## What is expected
Check each line of the listing below for the string "Programului", and copy the ones that have it.
·····
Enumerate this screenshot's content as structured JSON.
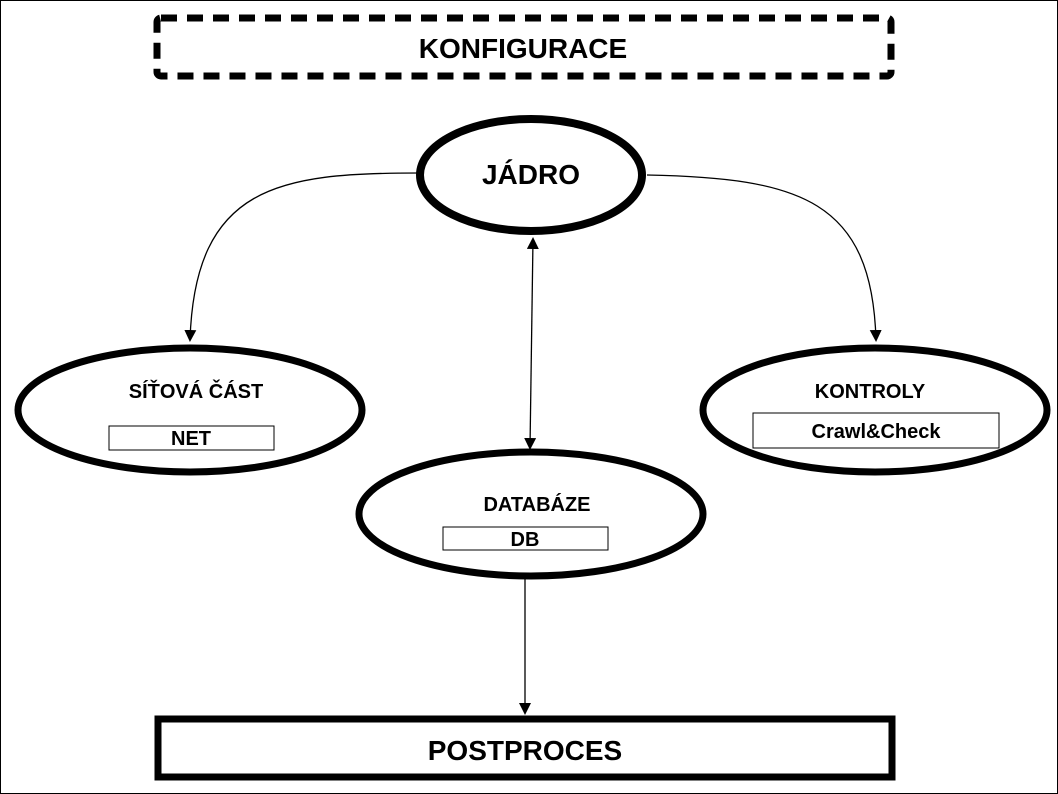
{
  "config": {
    "label": "KONFIGURACE"
  },
  "core": {
    "label": "JÁDRO"
  },
  "network": {
    "label": "SÍŤOVÁ ČÁST",
    "module": "NET"
  },
  "checks": {
    "label": "KONTROLY",
    "module": "Crawl&Check"
  },
  "database": {
    "label": "DATABÁZE",
    "module": "DB"
  },
  "post": {
    "label": "POSTPROCES"
  },
  "colors": {
    "stroke": "#000000",
    "fill": "#ffffff"
  }
}
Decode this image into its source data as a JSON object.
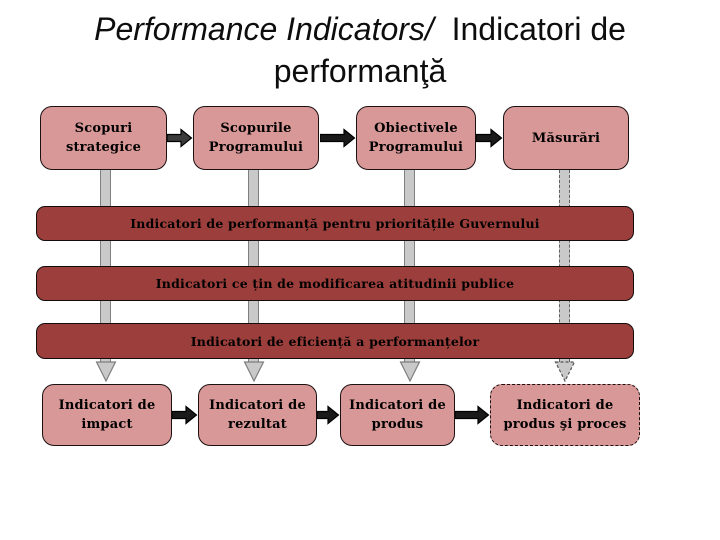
{
  "slide": {
    "title": {
      "english_italic": "Performance Indicators/",
      "romanian_line1": "Indicatori de",
      "romanian_line2": "performanţă"
    },
    "top_row": [
      {
        "label": "Scopuri strategice"
      },
      {
        "label": "Scopurile Programului"
      },
      {
        "label": "Obiectivele Programului"
      },
      {
        "label": "Măsurări"
      }
    ],
    "bars": [
      {
        "label": "Indicatori de performanță pentru prioritățile Guvernului"
      },
      {
        "label": "Indicatori ce țin de modificarea atitudinii publice"
      },
      {
        "label": "Indicatori de eficiență a performanțelor"
      }
    ],
    "bottom_row": [
      {
        "label": "Indicatori de impact"
      },
      {
        "label": "Indicatori de rezultat"
      },
      {
        "label": "Indicatori de produs"
      },
      {
        "label": "Indicatori de produs şi proces",
        "border": "dashed"
      }
    ],
    "colors": {
      "box_fill": "#d89897",
      "bar_fill": "#9c3f3c",
      "box_border": "#1c1010",
      "arrow_fill": "#2f2f2f",
      "connector_fill": "#c9c9c9",
      "connector_border": "#7f7f7f",
      "title_text": "#0d0d0d",
      "body_text": "#000000"
    }
  }
}
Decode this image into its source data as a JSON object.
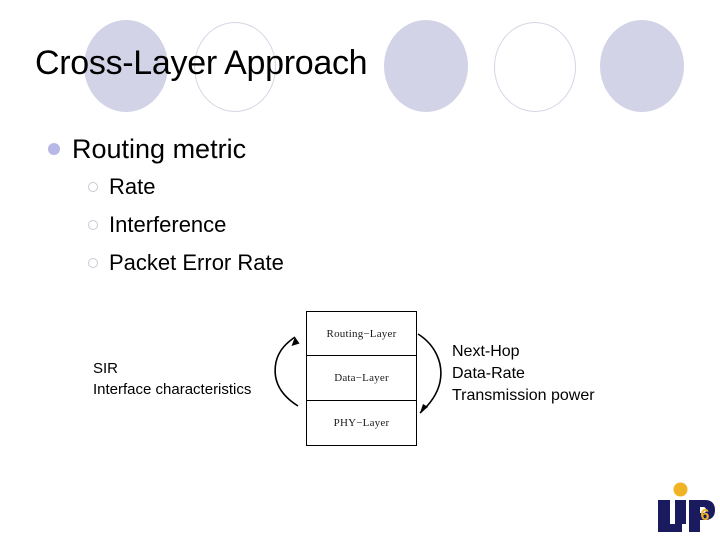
·····
## Written solution
        "label": "Scopurile Programului"
        "label": "Obiectivele Programului"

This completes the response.